[Quelltext]

+ + + +

Spellling: „Portrait of My Heart“ (Sacred Bones/Cargo)

Was macht eigentlich der Hype um Narzissmus mit der eigenen Rezeption von Kunst? Warnhinweise von und vor Egomanen lauern derzeit an jeder Ecke. Aktuell denkt man da zum Beispiel an die Tiktok-Schocker-Theorie von den „düsteren Empathen“, also Menschen, die zwar Mitgefühl zeigen, aber bloß, um andere besser manipulieren zu können.

Im Pop werden übergroße Egos paradoxerweise gerade mehr denn je zur Schau gestellt. Die kalifornische Sängerin Chrystia Cabral alias Spellling ist dafür eigentlich kein Beispiel – und doch lässt sich ihr neues Album „Portrait of My Heart“, das gerade beim US-Indielabel Sacred Bones erschienen ist, unbedingt als Beitrag zum Thema Selbstbezüglichkeit lesen. Cabral, die zwei Semester Philosophie und später englische Literatur studiert hat, überrascht gerne mit eigenwilliger Dramaturgie. Das hat die 33-Jährige schon mit ihrem Album „The Turning Wheel“ (2021) gezeigt, das stilistisch durchaus zwiegespalten war.

Hier knüpft das neue Werk nun an – und setzt noch eins drauf. Einige Tracks zelebrieren heterogenen, aber eingängigen Großraumrock für An­ti­hel­d:in­nen in einer düsteren Welt: etwa „Alibi“ mit seinen monumentalen Gitarrenriffs von Turnstile-Gitarrist Pat McCrory. Cabrals Songtext handelt von der Befreiung aus einer schädlichen Beziehung, die Musik ließe sich als fröhlicher Poppunk bezeichnen, wenn nicht ein bitterer Beigeschmack von später Selbsterkenntnis mitschwingen würde: „You’re a psychopath / And I loved you for that“.

Die wonnige Popballade „Mount Analogue“, bei der Chaz Bear von Toro y Moi mitsingt, hätte mit ihren sanft in Hall geschmiegten Melodien auch einer Girlgroup der 90er Jahre gut gestanden. Dann ist da „Ammunition“, ein eigenbrötlerisch dramatisches Hörstück, in dem sich die Hauptperson in Bonnie-&-Clyde-Manier hingebungsvoll als Munition ihres Herzliebs anpreist. Und weil es so einen Gegensatz darstellt, sei zu guter Letzt noch das Nu-Metal-Brett „Satisfaction“ genannt. Es hat keine gängige Songstruktur, dafür brachiale Bässe, 80er-Jahre-Synths, ein rasantes Gitarrensolo und wie von fern schallende Growls. Cabral lässt uns damit spüren: In ihrem Herzen geht es wild und dröhnend zu.

+ + + +

[Anforderung A]
Entnimm der Albumrezension wortgetreu den Abschnitt von „Im Pop werden“ bis „durchaus zwiegespalten war.“.

+ + + +

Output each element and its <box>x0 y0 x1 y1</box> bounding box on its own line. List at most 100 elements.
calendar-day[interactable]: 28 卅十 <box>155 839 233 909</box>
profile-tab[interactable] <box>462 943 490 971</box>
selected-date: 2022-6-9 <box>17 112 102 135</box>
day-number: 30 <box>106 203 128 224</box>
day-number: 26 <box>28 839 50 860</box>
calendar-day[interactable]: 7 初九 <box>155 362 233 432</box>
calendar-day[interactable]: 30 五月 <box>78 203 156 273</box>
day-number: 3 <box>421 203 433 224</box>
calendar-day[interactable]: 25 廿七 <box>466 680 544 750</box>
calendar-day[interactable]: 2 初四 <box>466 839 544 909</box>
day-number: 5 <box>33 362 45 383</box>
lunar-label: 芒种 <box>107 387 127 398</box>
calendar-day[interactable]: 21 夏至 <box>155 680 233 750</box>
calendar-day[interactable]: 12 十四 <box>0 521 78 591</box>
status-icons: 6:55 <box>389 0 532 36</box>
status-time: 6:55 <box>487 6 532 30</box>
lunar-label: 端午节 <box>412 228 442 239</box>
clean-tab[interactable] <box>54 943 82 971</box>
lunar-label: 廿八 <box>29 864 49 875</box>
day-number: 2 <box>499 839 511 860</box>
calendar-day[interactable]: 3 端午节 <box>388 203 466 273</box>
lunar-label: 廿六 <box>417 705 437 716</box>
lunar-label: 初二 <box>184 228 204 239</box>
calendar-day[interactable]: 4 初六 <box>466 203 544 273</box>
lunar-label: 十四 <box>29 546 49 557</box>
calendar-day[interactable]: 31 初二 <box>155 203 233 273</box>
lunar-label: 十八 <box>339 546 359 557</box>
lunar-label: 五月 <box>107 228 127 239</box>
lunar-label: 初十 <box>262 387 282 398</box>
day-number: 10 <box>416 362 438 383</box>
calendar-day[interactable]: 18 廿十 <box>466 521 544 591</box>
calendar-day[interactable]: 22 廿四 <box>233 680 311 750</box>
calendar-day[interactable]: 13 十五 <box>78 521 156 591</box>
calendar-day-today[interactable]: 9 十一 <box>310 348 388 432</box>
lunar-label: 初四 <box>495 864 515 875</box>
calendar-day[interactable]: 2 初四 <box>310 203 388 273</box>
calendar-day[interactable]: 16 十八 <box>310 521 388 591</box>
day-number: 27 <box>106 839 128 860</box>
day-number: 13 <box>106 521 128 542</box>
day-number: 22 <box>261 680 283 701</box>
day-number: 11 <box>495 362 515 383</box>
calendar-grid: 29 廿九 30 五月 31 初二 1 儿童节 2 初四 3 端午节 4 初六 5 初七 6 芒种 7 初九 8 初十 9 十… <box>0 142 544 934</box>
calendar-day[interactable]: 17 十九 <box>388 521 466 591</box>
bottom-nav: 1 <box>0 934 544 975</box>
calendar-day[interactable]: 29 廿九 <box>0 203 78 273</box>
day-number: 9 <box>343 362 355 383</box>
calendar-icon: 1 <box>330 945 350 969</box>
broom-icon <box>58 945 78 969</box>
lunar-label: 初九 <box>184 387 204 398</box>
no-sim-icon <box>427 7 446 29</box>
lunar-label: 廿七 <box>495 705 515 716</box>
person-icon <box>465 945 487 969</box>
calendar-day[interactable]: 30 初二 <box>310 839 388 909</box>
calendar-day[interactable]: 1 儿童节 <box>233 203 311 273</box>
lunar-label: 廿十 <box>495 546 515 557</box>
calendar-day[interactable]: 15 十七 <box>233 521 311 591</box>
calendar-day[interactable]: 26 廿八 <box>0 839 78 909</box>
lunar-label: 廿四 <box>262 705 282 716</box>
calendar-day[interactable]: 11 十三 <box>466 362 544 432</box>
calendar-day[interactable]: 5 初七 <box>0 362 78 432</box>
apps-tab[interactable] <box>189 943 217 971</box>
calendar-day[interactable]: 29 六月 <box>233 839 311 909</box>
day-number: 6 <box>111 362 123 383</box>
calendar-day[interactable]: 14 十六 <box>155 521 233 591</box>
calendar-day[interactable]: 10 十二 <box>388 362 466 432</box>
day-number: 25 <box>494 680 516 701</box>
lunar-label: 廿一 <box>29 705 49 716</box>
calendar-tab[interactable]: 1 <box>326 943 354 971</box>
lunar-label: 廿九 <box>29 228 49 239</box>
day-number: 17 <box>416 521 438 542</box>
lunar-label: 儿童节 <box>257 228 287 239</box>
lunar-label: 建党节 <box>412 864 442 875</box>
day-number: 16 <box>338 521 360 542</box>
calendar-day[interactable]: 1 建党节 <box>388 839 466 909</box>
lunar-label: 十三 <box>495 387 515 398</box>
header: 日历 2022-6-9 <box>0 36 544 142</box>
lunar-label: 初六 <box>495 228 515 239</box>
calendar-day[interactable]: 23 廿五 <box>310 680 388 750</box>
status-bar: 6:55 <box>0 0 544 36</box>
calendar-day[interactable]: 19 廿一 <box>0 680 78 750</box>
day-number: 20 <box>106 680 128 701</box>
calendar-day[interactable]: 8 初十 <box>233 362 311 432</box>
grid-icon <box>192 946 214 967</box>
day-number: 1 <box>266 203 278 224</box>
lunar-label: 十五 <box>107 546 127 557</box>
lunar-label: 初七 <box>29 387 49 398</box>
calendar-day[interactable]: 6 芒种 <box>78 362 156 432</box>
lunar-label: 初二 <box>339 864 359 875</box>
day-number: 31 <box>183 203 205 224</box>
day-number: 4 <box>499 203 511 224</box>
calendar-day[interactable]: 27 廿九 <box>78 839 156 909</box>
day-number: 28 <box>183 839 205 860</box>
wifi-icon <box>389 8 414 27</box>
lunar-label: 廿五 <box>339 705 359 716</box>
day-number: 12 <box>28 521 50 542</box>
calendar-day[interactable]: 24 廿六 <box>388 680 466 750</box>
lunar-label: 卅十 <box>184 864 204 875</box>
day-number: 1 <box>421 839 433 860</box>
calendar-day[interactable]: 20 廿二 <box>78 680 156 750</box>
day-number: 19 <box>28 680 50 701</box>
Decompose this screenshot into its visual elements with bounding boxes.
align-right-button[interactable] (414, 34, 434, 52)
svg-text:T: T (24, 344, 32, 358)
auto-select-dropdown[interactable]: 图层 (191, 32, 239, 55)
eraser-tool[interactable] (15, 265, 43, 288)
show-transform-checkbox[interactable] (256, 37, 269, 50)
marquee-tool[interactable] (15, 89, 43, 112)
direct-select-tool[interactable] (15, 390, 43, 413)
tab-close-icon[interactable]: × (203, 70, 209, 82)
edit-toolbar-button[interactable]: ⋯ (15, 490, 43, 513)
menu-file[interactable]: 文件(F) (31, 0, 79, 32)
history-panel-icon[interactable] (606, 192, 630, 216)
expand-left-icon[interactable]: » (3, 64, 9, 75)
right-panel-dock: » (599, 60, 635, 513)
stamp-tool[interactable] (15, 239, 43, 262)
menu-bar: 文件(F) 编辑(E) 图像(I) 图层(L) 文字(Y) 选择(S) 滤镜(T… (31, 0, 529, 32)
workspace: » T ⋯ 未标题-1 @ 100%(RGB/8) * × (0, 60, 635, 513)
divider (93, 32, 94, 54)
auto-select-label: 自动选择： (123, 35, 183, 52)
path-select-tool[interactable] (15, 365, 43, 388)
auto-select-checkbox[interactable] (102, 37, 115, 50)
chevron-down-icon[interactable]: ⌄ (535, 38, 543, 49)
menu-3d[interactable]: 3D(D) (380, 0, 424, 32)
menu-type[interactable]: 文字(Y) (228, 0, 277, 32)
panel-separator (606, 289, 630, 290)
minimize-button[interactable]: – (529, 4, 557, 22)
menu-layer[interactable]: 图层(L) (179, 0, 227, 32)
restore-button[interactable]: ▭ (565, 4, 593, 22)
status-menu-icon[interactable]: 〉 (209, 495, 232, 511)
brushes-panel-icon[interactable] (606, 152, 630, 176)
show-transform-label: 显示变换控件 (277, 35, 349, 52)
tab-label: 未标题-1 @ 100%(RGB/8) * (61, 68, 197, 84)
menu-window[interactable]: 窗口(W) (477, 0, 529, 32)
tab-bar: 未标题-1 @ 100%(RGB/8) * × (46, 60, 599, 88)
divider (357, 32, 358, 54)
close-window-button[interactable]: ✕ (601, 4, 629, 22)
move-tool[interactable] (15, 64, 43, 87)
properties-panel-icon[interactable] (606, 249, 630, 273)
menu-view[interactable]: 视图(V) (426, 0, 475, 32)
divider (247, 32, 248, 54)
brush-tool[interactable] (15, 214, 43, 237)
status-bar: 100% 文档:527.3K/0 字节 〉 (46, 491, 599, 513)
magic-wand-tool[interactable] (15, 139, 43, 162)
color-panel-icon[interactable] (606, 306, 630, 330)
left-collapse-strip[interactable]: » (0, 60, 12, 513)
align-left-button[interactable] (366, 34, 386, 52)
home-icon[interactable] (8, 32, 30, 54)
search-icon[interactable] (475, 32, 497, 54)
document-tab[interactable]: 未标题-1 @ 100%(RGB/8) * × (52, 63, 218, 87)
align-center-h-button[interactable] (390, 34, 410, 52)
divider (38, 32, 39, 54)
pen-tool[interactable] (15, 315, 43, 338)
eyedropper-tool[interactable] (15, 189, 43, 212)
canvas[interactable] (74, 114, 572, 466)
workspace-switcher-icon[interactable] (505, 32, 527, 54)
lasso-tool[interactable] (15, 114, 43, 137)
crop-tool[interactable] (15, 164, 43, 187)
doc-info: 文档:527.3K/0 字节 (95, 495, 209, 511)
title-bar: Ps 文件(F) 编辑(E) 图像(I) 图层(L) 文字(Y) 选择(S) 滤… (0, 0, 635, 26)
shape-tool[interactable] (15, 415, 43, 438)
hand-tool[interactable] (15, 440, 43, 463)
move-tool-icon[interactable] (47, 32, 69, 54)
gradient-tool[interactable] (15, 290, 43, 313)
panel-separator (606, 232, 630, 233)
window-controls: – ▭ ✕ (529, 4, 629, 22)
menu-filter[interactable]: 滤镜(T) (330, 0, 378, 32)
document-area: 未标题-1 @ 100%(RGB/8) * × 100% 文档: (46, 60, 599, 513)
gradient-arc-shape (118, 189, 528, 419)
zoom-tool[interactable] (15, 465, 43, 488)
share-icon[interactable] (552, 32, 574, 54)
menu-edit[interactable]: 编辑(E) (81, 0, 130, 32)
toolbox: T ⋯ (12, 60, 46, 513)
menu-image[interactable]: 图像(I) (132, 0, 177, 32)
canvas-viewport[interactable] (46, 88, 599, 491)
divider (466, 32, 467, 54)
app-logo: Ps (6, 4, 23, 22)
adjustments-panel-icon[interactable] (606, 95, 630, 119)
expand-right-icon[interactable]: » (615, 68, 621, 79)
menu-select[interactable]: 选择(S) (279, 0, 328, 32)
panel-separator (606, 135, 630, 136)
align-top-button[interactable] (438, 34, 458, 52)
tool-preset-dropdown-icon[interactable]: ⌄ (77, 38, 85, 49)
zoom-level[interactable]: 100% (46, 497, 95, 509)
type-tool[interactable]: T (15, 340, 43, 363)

+ + + +

[Anforderung B]
Wandle die Zeilen nach der Albumrezension in eine JSON-Liste von Zeichenketten um, und zwar nur den Abschnitt von der ersten Zeile bis einschließlich der Zeile mit „lunar-label: 初四 <box>495 864 515 875</box>“. Jede Zeile wird zu einem Eintrag, Leerzeilen entfallen.

[Musterlösung A]
Im Pop werden übergroße Egos paradoxerweise gerade mehr denn je zur Schau gestellt. Die kalifornische Sängerin Chrystia Cabral alias Spellling ist dafür eigentlich kein Beispiel – und doch lässt sich ihr neues Album „Portrait of My Heart“, das gerade beim US-Indielabel Sacred Bones erschienen ist, unbedingt als Beitrag zum Thema Selbstbezüglichkeit lesen. Cabral, die zwei Semester Philosophie und später englische Literatur studiert hat, überrascht gerne mit eigenwilliger Dramaturgie. Das hat die 33-Jährige schon mit ihrem Album „The Turning Wheel“ (2021) gezeigt, das stilistisch durchaus zwiegespalten war.

[Musterlösung B]
[
  "Output each element and its <box>x0 y0 x1 y1</box> bounding box on its own line. List at most 100 elements.",
  "calendar-day[interactable]: 28 卅十 <box>155 839 233 909</box>",
  "profile-tab[interactable] <box>462 943 490 971</box>",
  "selected-date: 2022-6-9 <box>17 112 102 135</box>",
  "day-number: 30 <box>106 203 128 224</box>",
  "day-number: 26 <box>28 839 50 860</box>",
  "calendar-day[interactable]: 7 初九 <box>155 362 233 432</box>",
  "calendar-day[interactable]: 30 五月 <box>78 203 156 273</box>",
  "day-number: 3 <box>421 203 433 224</box>",
  "calendar-day[interactable]: 25 廿七 <box>466 680 544 750</box>",
  "calendar-day[interactable]: 2 初四 <box>466 839 544 909</box>",
  "day-number: 5 <box>33 362 45 383</box>",
  "lunar-label: 芒种 <box>107 387 127 398</box>",
  "calendar-day[interactable]: 21 夏至 <box>155 680 233 750</box>",
  "calendar-day[interactable]: 12 十四 <box>0 521 78 591</box>",
  "status-icons: 6:55 <box>389 0 532 36</box>",
  "status-time: 6:55 <box>487 6 532 30</box>",
  "lunar-label: 端午节 <box>412 228 442 239</box>",
  "clean-tab[interactable] <box>54 943 82 971</box>",
  "lunar-label: 廿八 <box>29 864 49 875</box>",
  "day-number: 2 <box>499 839 511 860</box>",
  "calendar-day[interactable]: 3 端午节 <box>388 203 466 273</box>",
  "lunar-label: 廿六 <box>417 705 437 716</box>",
  "lunar-label: 初二 <box>184 228 204 239</box>",
  "calendar-day[interactable]: 4 初六 <box>466 203 544 273</box>",
  "lunar-label: 十四 <box>29 546 49 557</box>",
  "calendar-day[interactable]: 31 初二 <box>155 203 233 273</box>",
  "lunar-label: 十八 <box>339 546 359 557</box>",
  "lunar-label: 五月 <box>107 228 127 239</box>",
  "lunar-label: 初十 <box>262 387 282 398</box>",
  "day-number: 10 <box>416 362 438 383</box>",
  "calendar-day[interactable]: 18 廿十 <box>466 521 544 591</box>",
  "calendar-day[interactable]: 22 廿四 <box>233 680 311 750</box>",
  "calendar-day[interactable]: 13 十五 <box>78 521 156 591</box>",
  "calendar-day-today[interactable]: 9 十一 <box>310 348 388 432</box>",
  "lunar-label: 初四 <box>495 864 515 875</box>"
]